• _Supplied records_:

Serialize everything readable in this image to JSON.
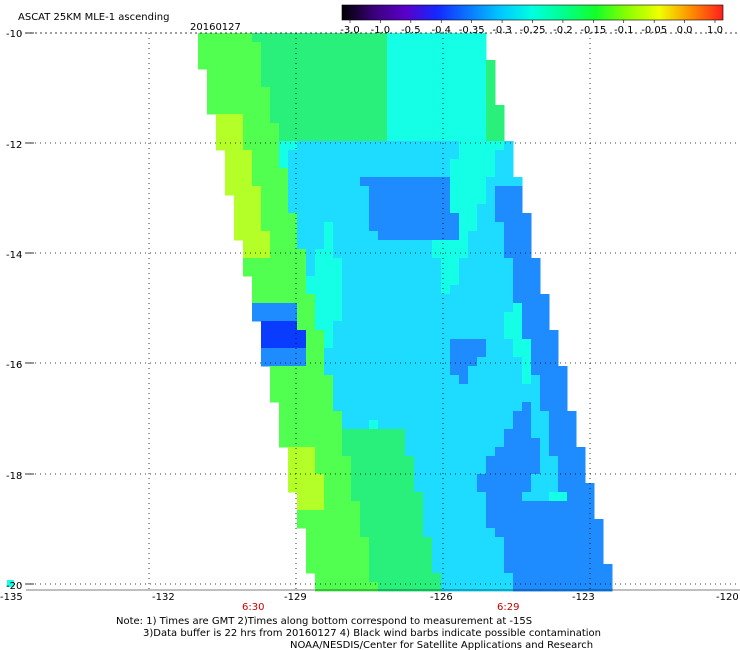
{
  "title": "ASCAT 25KM MLE-1 ascending",
  "date": "20160127",
  "colorbar": {
    "labels": [
      "-3.0",
      "-1.0",
      "-0.5",
      "-0.4",
      "-0.35",
      "-0.3",
      "-0.25",
      "-0.2",
      "-0.15",
      "-0.1",
      "-0.05",
      "0.0",
      "1.0"
    ],
    "colors": [
      "#000000",
      "#3a007a",
      "#5a00c8",
      "#1428ff",
      "#0a78ff",
      "#00c8ff",
      "#00ffe0",
      "#00ff8c",
      "#14ff28",
      "#8cff00",
      "#f0ff00",
      "#ff8c00",
      "#ff1e1e"
    ]
  },
  "axes": {
    "lat_labels": [
      "-10",
      "-12",
      "-14",
      "-16",
      "-18",
      "-20"
    ],
    "lon_labels": [
      "-135",
      "-132",
      "-129",
      "-126",
      "-123",
      "-120"
    ]
  },
  "times": [
    "6:30",
    "6:29"
  ],
  "notes": {
    "line1": "Note: 1) Times are GMT 2)Times along bottom correspond to measurement at -15S",
    "line2": "3)Data buffer is 22 hrs from 20160127 4) Black wind barbs indicate possible contamination",
    "line3": "NOAA/NESDIS/Center for Satellite Applications and Research"
  },
  "swath_colors": {
    "green": "#28f07a",
    "light_green": "#50ff50",
    "yellow_green": "#b4ff28",
    "cyan": "#14ffe6",
    "light_blue": "#1edcff",
    "blue": "#1e8cff",
    "deep_blue": "#0a3cff"
  }
}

• _Exercise brief_: In your copy, leave out the pictures and reproduce the material above exactly.

• _Output for this exercise_:
Serialize everything readable in this image to JSON.
{
  "title": "ASCAT 25KM MLE-1 ascending",
  "date": "20160127",
  "colorbar": {
    "labels": [
      "-3.0",
      "-1.0",
      "-0.5",
      "-0.4",
      "-0.35",
      "-0.3",
      "-0.25",
      "-0.2",
      "-0.15",
      "-0.1",
      "-0.05",
      "0.0",
      "1.0"
    ],
    "colors": [
      "#000000",
      "#3a007a",
      "#5a00c8",
      "#1428ff",
      "#0a78ff",
      "#00c8ff",
      "#00ffe0",
      "#00ff8c",
      "#14ff28",
      "#8cff00",
      "#f0ff00",
      "#ff8c00",
      "#ff1e1e"
    ]
  },
  "axes": {
    "lat_labels": [
      "-10",
      "-12",
      "-14",
      "-16",
      "-18",
      "-20"
    ],
    "lon_labels": [
      "-135",
      "-132",
      "-129",
      "-126",
      "-123",
      "-120"
    ]
  },
  "times": [
    "6:30",
    "6:29"
  ],
  "notes": {
    "line1": "Note: 1) Times are GMT 2)Times along bottom correspond to measurement at -15S",
    "line2": "3)Data buffer is 22 hrs from 20160127 4) Black wind barbs indicate possible contamination",
    "line3": "NOAA/NESDIS/Center for Satellite Applications and Research"
  },
  "swath_colors": {
    "green": "#28f07a",
    "light_green": "#50ff50",
    "yellow_green": "#b4ff28",
    "cyan": "#14ffe6",
    "light_blue": "#1edcff",
    "blue": "#1e8cff",
    "deep_blue": "#0a3cff"
  }
}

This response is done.